Requirements
Pictures aside, quote the whole listing exactly.
>>>>
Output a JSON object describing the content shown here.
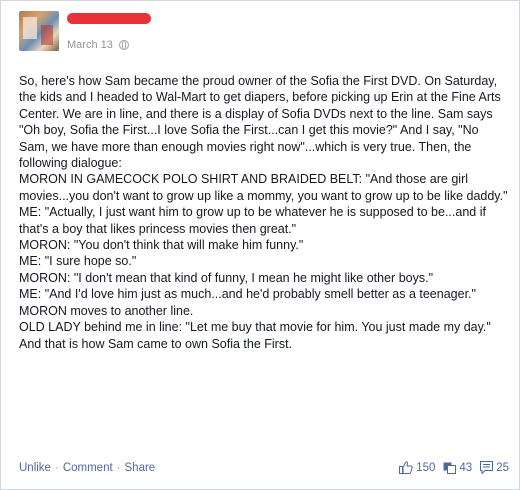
{
  "post": {
    "author_name": "",
    "date": "March 13",
    "privacy_icon": "globe-icon",
    "paragraphs": [
      "So, here's how Sam became the proud owner of the Sofia the First DVD. On Saturday, the kids and I headed to Wal-Mart to get diapers, before picking up Erin at the Fine Arts Center. We are in line, and there is a display of Sofia DVDs next to the line. Sam says \"Oh boy, Sofia the First...I love Sofia the First...can I get this movie?\" And I say, \"No Sam, we have more than enough movies right now\"...which is very true. Then, the following dialogue:",
      "MORON IN GAMECOCK POLO SHIRT AND BRAIDED BELT: \"And those are girl movies...you don't want to grow up like a mommy, you want to grow up to be like daddy.\"",
      "ME: \"Actually, I just want him to grow up to be whatever he is supposed to be...and if that's a boy that likes princess movies then great.\"",
      "MORON: \"You don't think that will make him funny.\"",
      "ME: \"I sure hope so.\"",
      "MORON: \"I don't mean that kind of funny, I mean he might like other boys.\"",
      "ME: \"And I'd love him just as much...and he'd probably smell better as a teenager.\"",
      "MORON moves to another line.",
      "OLD LADY behind me in line: \"Let me buy that movie for him. You just made my day.\"",
      "And that is how Sam came to own Sofia the First."
    ]
  },
  "footer": {
    "unlike_label": "Unlike",
    "comment_label": "Comment",
    "share_label": "Share",
    "separator": "·",
    "likes_count": "150",
    "likes_icon": "thumbs-up-icon",
    "shares_count": "43",
    "shares_icon": "share-icon",
    "comments_count": "25",
    "comments_icon": "comment-icon"
  },
  "colors": {
    "link": "#4e69a2",
    "meta": "#90949c",
    "text": "#141823",
    "redaction": "#e8323a"
  }
}
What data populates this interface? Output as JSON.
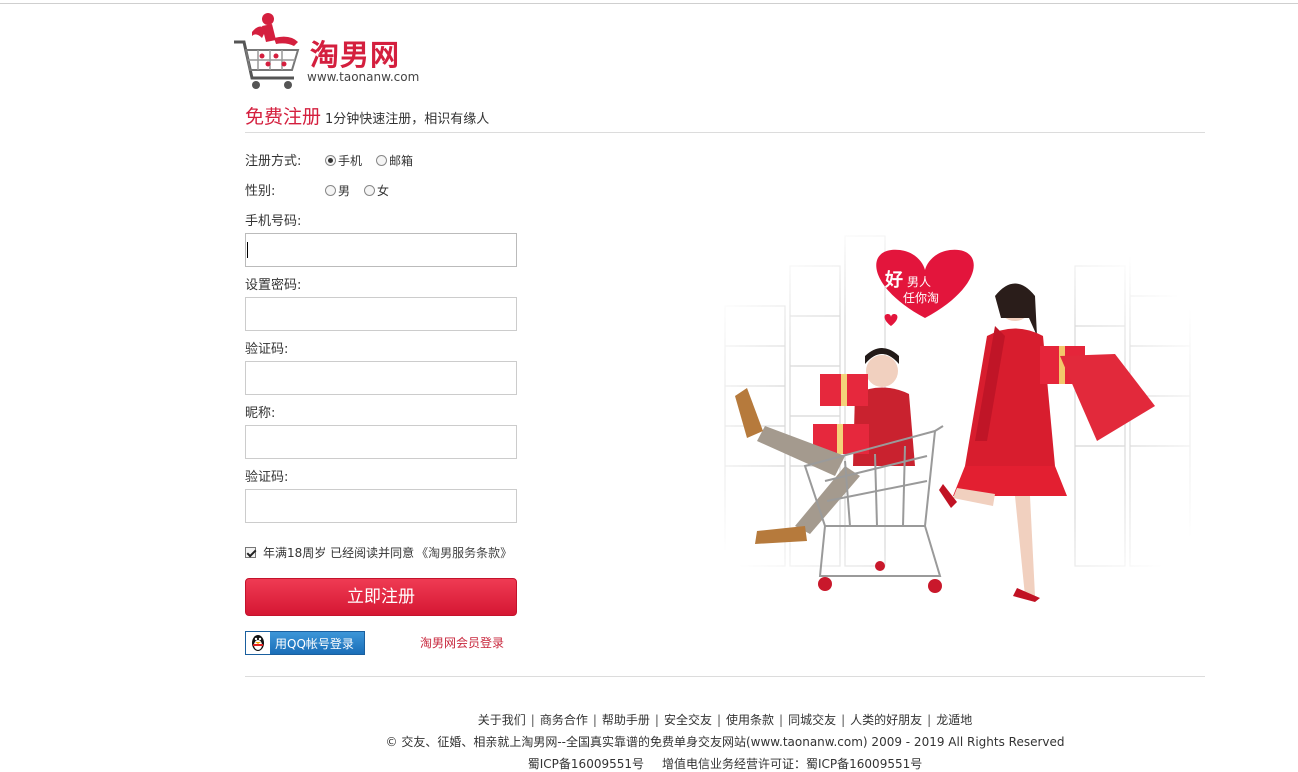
{
  "brand": {
    "name": "淘男网",
    "url": "www.taonanw.com",
    "accent": "#d41f3e"
  },
  "register": {
    "title": "免费注册",
    "subtitle": "1分钟快速注册，相识有缘人"
  },
  "form": {
    "method": {
      "label": "注册方式:",
      "options": [
        {
          "label": "手机",
          "selected": true
        },
        {
          "label": "邮箱",
          "selected": false
        }
      ]
    },
    "gender": {
      "label": "性别:",
      "options": [
        {
          "label": "男",
          "selected": false
        },
        {
          "label": "女",
          "selected": false
        }
      ]
    },
    "phone": {
      "label": "手机号码:",
      "value": ""
    },
    "password": {
      "label": "设置密码:",
      "value": ""
    },
    "captcha1": {
      "label": "验证码:",
      "value": ""
    },
    "nickname": {
      "label": "昵称:",
      "value": ""
    },
    "captcha2": {
      "label": "验证码:",
      "value": ""
    },
    "agree": {
      "checked": true,
      "text": "年满18周岁 已经阅读并同意",
      "terms": "《淘男服务条款》"
    },
    "submit_label": "立即注册"
  },
  "login": {
    "qq_label": "用QQ帐号登录",
    "member_label": "淘男网会员登录"
  },
  "hero": {
    "heart_big": "好",
    "heart_line1": "男人",
    "heart_line2": "任你淘"
  },
  "footer": {
    "links": [
      "关于我们",
      "商务合作",
      "帮助手册",
      "安全交友",
      "使用条款",
      "同城交友",
      "人类的好朋友",
      "龙遁地"
    ],
    "separator": "|",
    "copyright": "© 交友、征婚、相亲就上淘男网--全国真实靠谱的免费单身交友网站(www.taonanw.com) 2009 - 2019 All Rights Reserved",
    "icp1": "蜀ICP备16009551号",
    "icp2": "增值电信业务经营许可证：蜀ICP备16009551号"
  }
}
<<<<
Reply to the task
Output a JSON object describing the content shown here.
{
  "post": {
    "author_name": "",
    "date": "March 13",
    "privacy_icon": "globe-icon",
    "paragraphs": [
      "So, here's how Sam became the proud owner of the Sofia the First DVD. On Saturday, the kids and I headed to Wal-Mart to get diapers, before picking up Erin at the Fine Arts Center. We are in line, and there is a display of Sofia DVDs next to the line. Sam says \"Oh boy, Sofia the First...I love Sofia the First...can I get this movie?\" And I say, \"No Sam, we have more than enough movies right now\"...which is very true. Then, the following dialogue:",
      "MORON IN GAMECOCK POLO SHIRT AND BRAIDED BELT: \"And those are girl movies...you don't want to grow up like a mommy, you want to grow up to be like daddy.\"",
      "ME: \"Actually, I just want him to grow up to be whatever he is supposed to be...and if that's a boy that likes princess movies then great.\"",
      "MORON: \"You don't think that will make him funny.\"",
      "ME: \"I sure hope so.\"",
      "MORON: \"I don't mean that kind of funny, I mean he might like other boys.\"",
      "ME: \"And I'd love him just as much...and he'd probably smell better as a teenager.\"",
      "MORON moves to another line.",
      "OLD LADY behind me in line: \"Let me buy that movie for him. You just made my day.\"",
      "And that is how Sam came to own Sofia the First."
    ]
  },
  "footer": {
    "unlike_label": "Unlike",
    "comment_label": "Comment",
    "share_label": "Share",
    "separator": "·",
    "likes_count": "150",
    "likes_icon": "thumbs-up-icon",
    "shares_count": "43",
    "shares_icon": "share-icon",
    "comments_count": "25",
    "comments_icon": "comment-icon"
  },
  "colors": {
    "link": "#4e69a2",
    "meta": "#90949c",
    "text": "#141823",
    "redaction": "#e8323a"
  }
}
What data populates this interface? Output as JSON.
{
  "brand": {
    "name": "淘男网",
    "url": "www.taonanw.com",
    "accent": "#d41f3e"
  },
  "register": {
    "title": "免费注册",
    "subtitle": "1分钟快速注册，相识有缘人"
  },
  "form": {
    "method": {
      "label": "注册方式:",
      "options": [
        {
          "label": "手机",
          "selected": true
        },
        {
          "label": "邮箱",
          "selected": false
        }
      ]
    },
    "gender": {
      "label": "性别:",
      "options": [
        {
          "label": "男",
          "selected": false
        },
        {
          "label": "女",
          "selected": false
        }
      ]
    },
    "phone": {
      "label": "手机号码:",
      "value": ""
    },
    "password": {
      "label": "设置密码:",
      "value": ""
    },
    "captcha1": {
      "label": "验证码:",
      "value": ""
    },
    "nickname": {
      "label": "昵称:",
      "value": ""
    },
    "captcha2": {
      "label": "验证码:",
      "value": ""
    },
    "agree": {
      "checked": true,
      "text": "年满18周岁 已经阅读并同意",
      "terms": "《淘男服务条款》"
    },
    "submit_label": "立即注册"
  },
  "login": {
    "qq_label": "用QQ帐号登录",
    "member_label": "淘男网会员登录"
  },
  "hero": {
    "heart_big": "好",
    "heart_line1": "男人",
    "heart_line2": "任你淘"
  },
  "footer": {
    "links": [
      "关于我们",
      "商务合作",
      "帮助手册",
      "安全交友",
      "使用条款",
      "同城交友",
      "人类的好朋友",
      "龙遁地"
    ],
    "separator": "|",
    "copyright": "© 交友、征婚、相亲就上淘男网--全国真实靠谱的免费单身交友网站(www.taonanw.com) 2009 - 2019 All Rights Reserved",
    "icp1": "蜀ICP备16009551号",
    "icp2": "增值电信业务经营许可证：蜀ICP备16009551号"
  }
}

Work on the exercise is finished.